● DIRECTIVE
Please output the lines shown below exactly as they appear.

Stored records:
----

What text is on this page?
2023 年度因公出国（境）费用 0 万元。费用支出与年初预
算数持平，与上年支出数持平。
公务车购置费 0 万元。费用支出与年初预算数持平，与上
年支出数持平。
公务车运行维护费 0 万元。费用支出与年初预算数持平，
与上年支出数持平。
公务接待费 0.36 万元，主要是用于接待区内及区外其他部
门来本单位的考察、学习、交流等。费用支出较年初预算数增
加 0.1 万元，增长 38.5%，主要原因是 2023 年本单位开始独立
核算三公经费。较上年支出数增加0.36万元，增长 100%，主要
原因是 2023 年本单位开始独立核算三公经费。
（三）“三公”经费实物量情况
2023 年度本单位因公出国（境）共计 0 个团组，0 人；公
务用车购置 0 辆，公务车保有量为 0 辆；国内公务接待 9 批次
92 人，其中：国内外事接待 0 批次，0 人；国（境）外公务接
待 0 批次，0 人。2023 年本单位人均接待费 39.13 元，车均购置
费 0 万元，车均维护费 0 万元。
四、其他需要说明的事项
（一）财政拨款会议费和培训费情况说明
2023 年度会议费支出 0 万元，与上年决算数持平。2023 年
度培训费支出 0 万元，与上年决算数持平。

----

● OUTPUT OF THE EXERCISE
What text is on this page?
2023 年度因公出国（境）费用 0 万元。费用支出与年初预
算数持平，与上年支出数持平。
公务车购置费 0 万元。费用支出与年初预算数持平，与上
年支出数持平。
公务车运行维护费 0 万元。费用支出与年初预算数持平，
与上年支出数持平。
公务接待费 0.36 万元，主要是用于接待区内及区外其他部
门来本单位的考察、学习、交流等。费用支出较年初预算数增
加 0.1 万元，增长 38.5%，主要原因是 2023 年本单位开始独立
核算三公经费。较上年支出数增加0.36万元，增长 100%，主要
原因是 2023 年本单位开始独立核算三公经费。
（三）“三公”经费实物量情况
2023 年度本单位因公出国（境）共计 0 个团组，0 人；公
务用车购置 0 辆，公务车保有量为 0 辆；国内公务接待 9 批次
92 人，其中：国内外事接待 0 批次，0 人；国（境）外公务接
待 0 批次，0 人。2023 年本单位人均接待费 39.13 元，车均购置
费 0 万元，车均维护费 0 万元。
四、其他需要说明的事项
（一）财政拨款会议费和培训费情况说明
2023 年度会议费支出 0 万元，与上年决算数持平。2023 年
度培训费支出 0 万元，与上年决算数持平。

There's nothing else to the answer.